GOAL
Images should be left out, and everything else in the listing reproduced exactly.

MATERIAL TO PROCESS
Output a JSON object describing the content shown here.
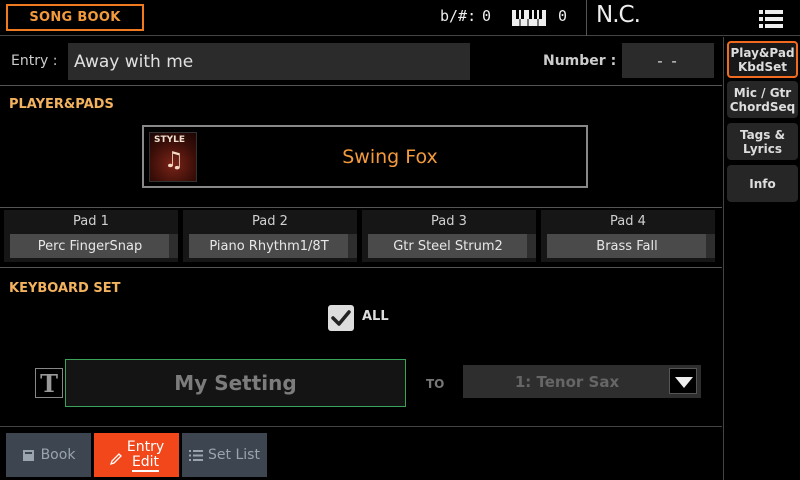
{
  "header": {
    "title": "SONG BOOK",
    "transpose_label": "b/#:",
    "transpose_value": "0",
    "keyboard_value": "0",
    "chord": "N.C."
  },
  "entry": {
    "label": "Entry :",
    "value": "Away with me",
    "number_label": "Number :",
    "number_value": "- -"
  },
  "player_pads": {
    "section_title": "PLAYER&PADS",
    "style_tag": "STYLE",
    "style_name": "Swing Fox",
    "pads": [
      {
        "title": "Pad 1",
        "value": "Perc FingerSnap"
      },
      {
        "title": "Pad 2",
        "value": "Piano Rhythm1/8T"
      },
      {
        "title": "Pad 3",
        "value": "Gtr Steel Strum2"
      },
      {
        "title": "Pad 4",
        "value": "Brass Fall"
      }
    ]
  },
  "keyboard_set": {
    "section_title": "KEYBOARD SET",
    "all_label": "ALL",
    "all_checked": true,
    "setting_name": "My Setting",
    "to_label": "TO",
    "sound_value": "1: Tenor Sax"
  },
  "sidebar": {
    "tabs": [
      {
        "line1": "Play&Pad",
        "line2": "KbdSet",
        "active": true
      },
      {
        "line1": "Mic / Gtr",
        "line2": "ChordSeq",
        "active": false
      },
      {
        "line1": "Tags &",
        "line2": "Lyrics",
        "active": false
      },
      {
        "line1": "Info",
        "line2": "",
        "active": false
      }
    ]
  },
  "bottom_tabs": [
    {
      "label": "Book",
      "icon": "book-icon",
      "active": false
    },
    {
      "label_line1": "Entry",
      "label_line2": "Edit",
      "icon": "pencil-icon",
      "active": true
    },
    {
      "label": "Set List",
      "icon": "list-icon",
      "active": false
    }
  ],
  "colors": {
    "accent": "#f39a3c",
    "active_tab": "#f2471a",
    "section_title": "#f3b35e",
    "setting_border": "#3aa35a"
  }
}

TASK SOLUTION
Output a JSON object describing the content shown here.
{
  "header": {
    "title": "SONG BOOK",
    "transpose_label": "b/#:",
    "transpose_value": "0",
    "keyboard_value": "0",
    "chord": "N.C."
  },
  "entry": {
    "label": "Entry :",
    "value": "Away with me",
    "number_label": "Number :",
    "number_value": "- -"
  },
  "player_pads": {
    "section_title": "PLAYER&PADS",
    "style_tag": "STYLE",
    "style_name": "Swing Fox",
    "pads": [
      {
        "title": "Pad 1",
        "value": "Perc FingerSnap"
      },
      {
        "title": "Pad 2",
        "value": "Piano Rhythm1/8T"
      },
      {
        "title": "Pad 3",
        "value": "Gtr Steel Strum2"
      },
      {
        "title": "Pad 4",
        "value": "Brass Fall"
      }
    ]
  },
  "keyboard_set": {
    "section_title": "KEYBOARD SET",
    "all_label": "ALL",
    "all_checked": true,
    "setting_name": "My Setting",
    "to_label": "TO",
    "sound_value": "1: Tenor Sax"
  },
  "sidebar": {
    "tabs": [
      {
        "line1": "Play&Pad",
        "line2": "KbdSet",
        "active": true
      },
      {
        "line1": "Mic / Gtr",
        "line2": "ChordSeq",
        "active": false
      },
      {
        "line1": "Tags &",
        "line2": "Lyrics",
        "active": false
      },
      {
        "line1": "Info",
        "line2": "",
        "active": false
      }
    ]
  },
  "bottom_tabs": [
    {
      "label": "Book",
      "icon": "book-icon",
      "active": false
    },
    {
      "label_line1": "Entry",
      "label_line2": "Edit",
      "icon": "pencil-icon",
      "active": true
    },
    {
      "label": "Set List",
      "icon": "list-icon",
      "active": false
    }
  ],
  "colors": {
    "accent": "#f39a3c",
    "active_tab": "#f2471a",
    "section_title": "#f3b35e",
    "setting_border": "#3aa35a"
  }
}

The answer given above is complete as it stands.